DATA FOR THIS TASK.
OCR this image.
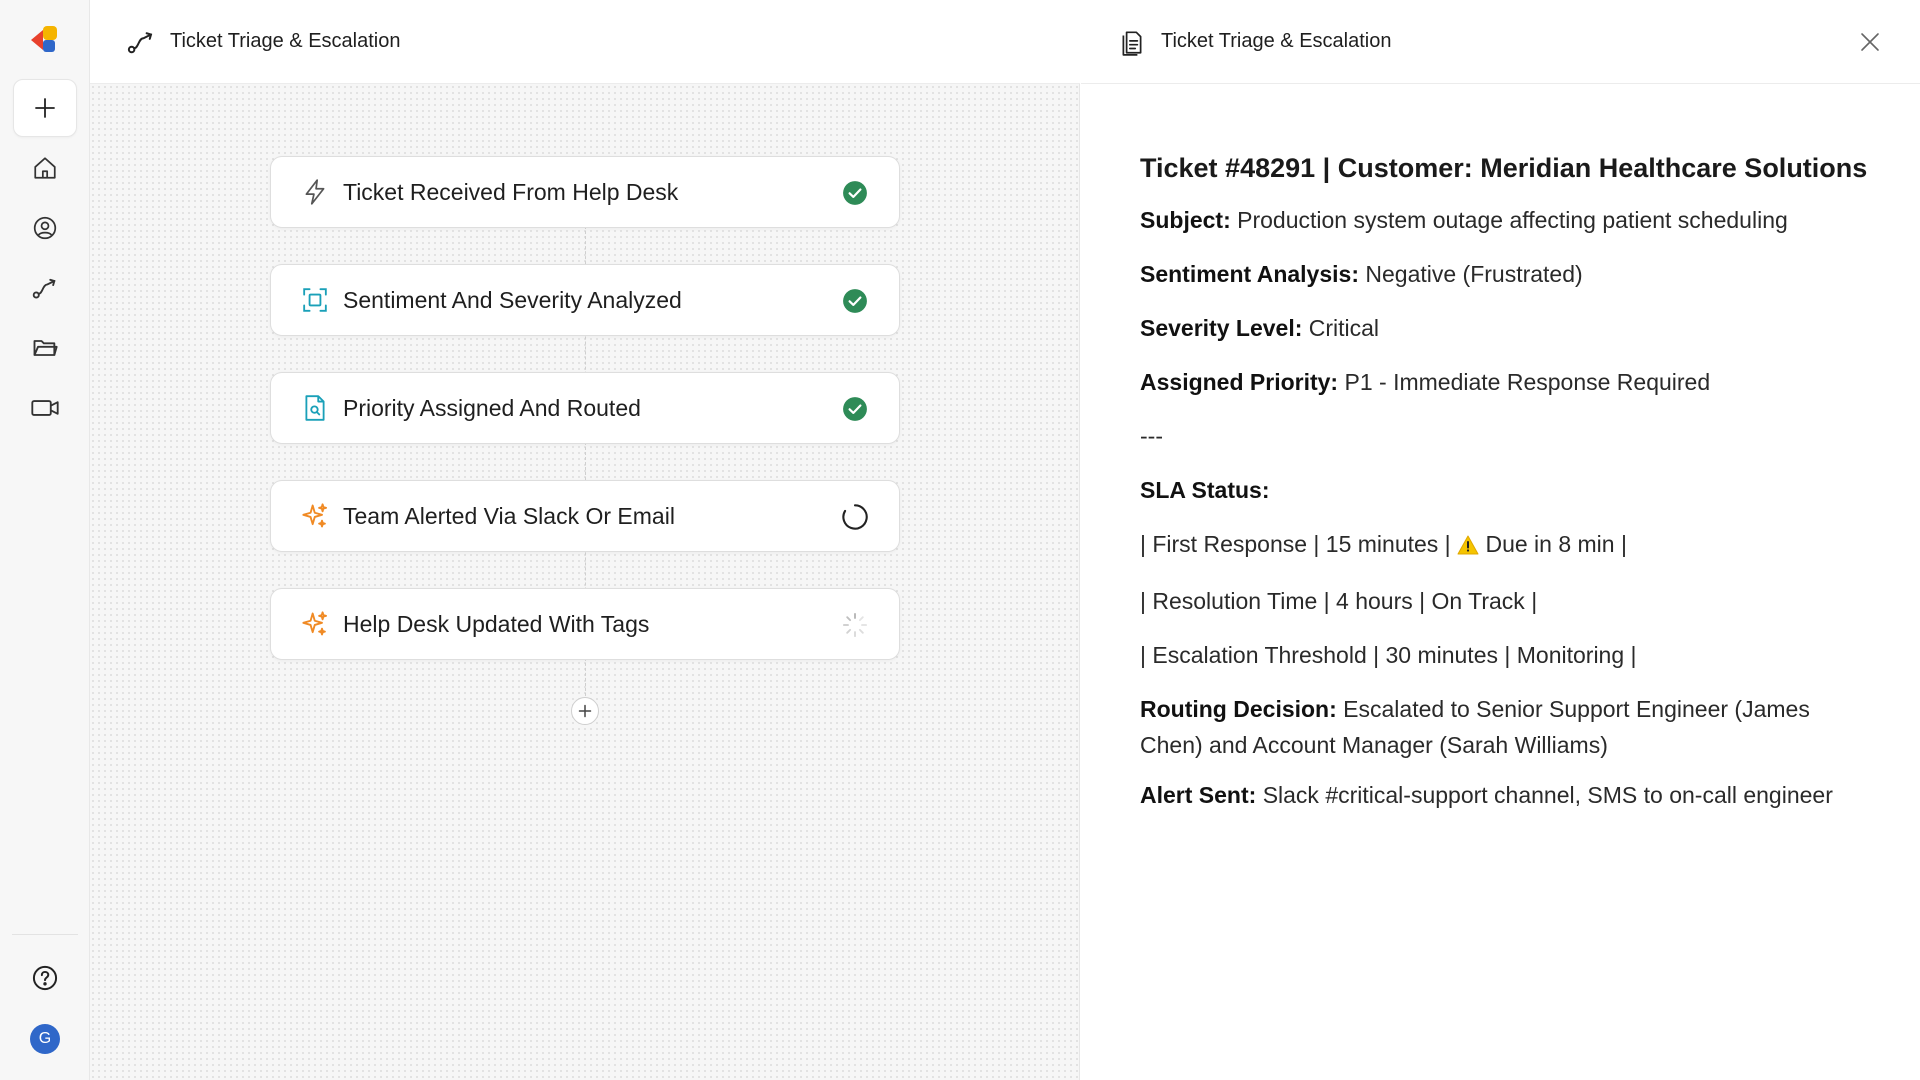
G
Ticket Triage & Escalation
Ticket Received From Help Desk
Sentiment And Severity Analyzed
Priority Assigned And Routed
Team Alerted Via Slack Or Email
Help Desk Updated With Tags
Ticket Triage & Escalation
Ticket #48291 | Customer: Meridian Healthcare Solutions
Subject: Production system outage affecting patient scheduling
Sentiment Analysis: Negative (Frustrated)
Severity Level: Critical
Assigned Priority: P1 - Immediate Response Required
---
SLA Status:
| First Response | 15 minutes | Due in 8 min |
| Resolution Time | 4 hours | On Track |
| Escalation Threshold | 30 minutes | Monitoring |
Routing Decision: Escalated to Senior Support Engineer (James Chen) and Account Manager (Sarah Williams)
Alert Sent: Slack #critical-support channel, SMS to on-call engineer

EXERCISE OBJECTIVE.
Return every line above that contains the word "minutes".

RESULT FOR THIS EXERCISE.
| First Response | 15 minutes | Due in 8 min |
| Escalation Threshold | 30 minutes | Monitoring |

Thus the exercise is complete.